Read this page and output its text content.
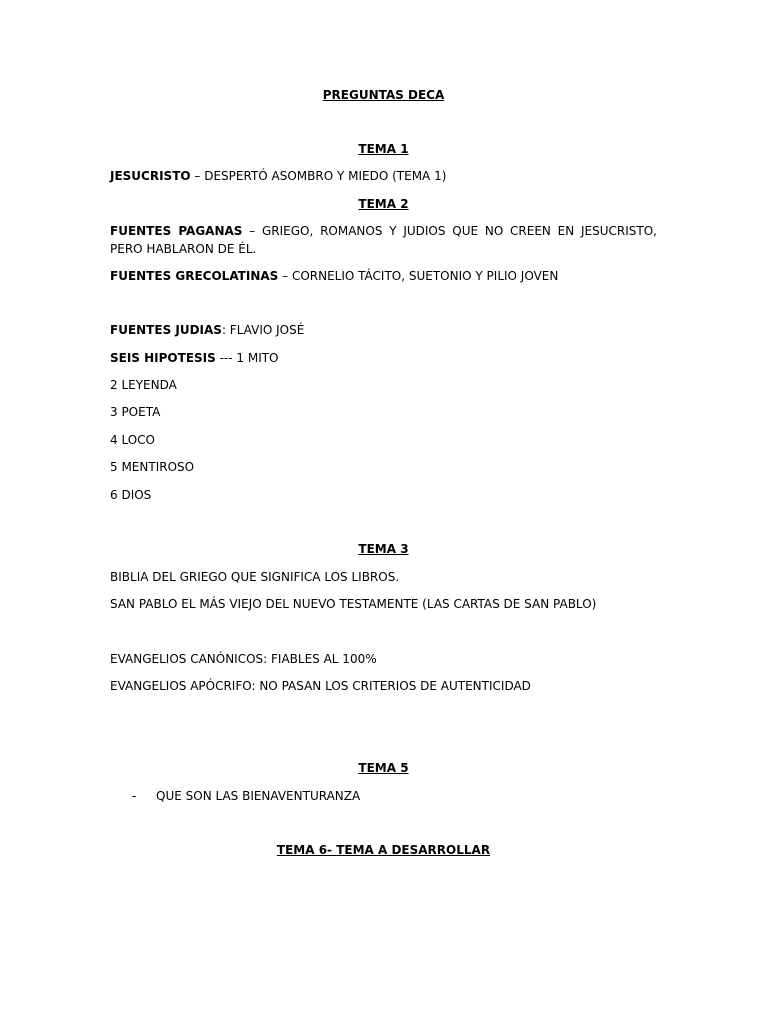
PREGUNTAS DECA
TEMA 1
JESUCRISTO – DESPERTÓ ASOMBRO Y MIEDO (TEMA 1)
TEMA 2
FUENTES PAGANAS – GRIEGO, ROMANOS Y JUDIOS QUE NO CREEN EN JESUCRISTO, PERO HABLARON DE ÉL.
FUENTES GRECOLATINAS – CORNELIO TÁCITO, SUETONIO Y PILIO JOVEN
FUENTES JUDIAS: FLAVIO JOSÉ
SEIS HIPOTESIS --- 1 MITO
2 LEYENDA
3 POETA
4 LOCO
5 MENTIROSO
6 DIOS
TEMA 3
BIBLIA DEL GRIEGO QUE SIGNIFICA LOS LIBROS.
SAN PABLO EL MÁS VIEJO DEL NUEVO TESTAMENTE (LAS CARTAS DE SAN PABLO)
EVANGELIOS CANÓNICOS: FIABLES AL 100%
EVANGELIOS APÓCRIFO: NO PASAN LOS CRITERIOS DE AUTENTICIDAD
TEMA 5
- QUE SON LAS BIENAVENTURANZA
TEMA 6- TEMA A DESARROLLAR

-=-=-=-=-

▶ **Objective**
Read through the lines above and collect those that contain the string "EVANGELIOS".

▶ **Task response**
EVANGELIOS CANÓNICOS: FIABLES AL 100%
EVANGELIOS APÓCRIFO: NO PASAN LOS CRITERIOS DE AUTENTICIDAD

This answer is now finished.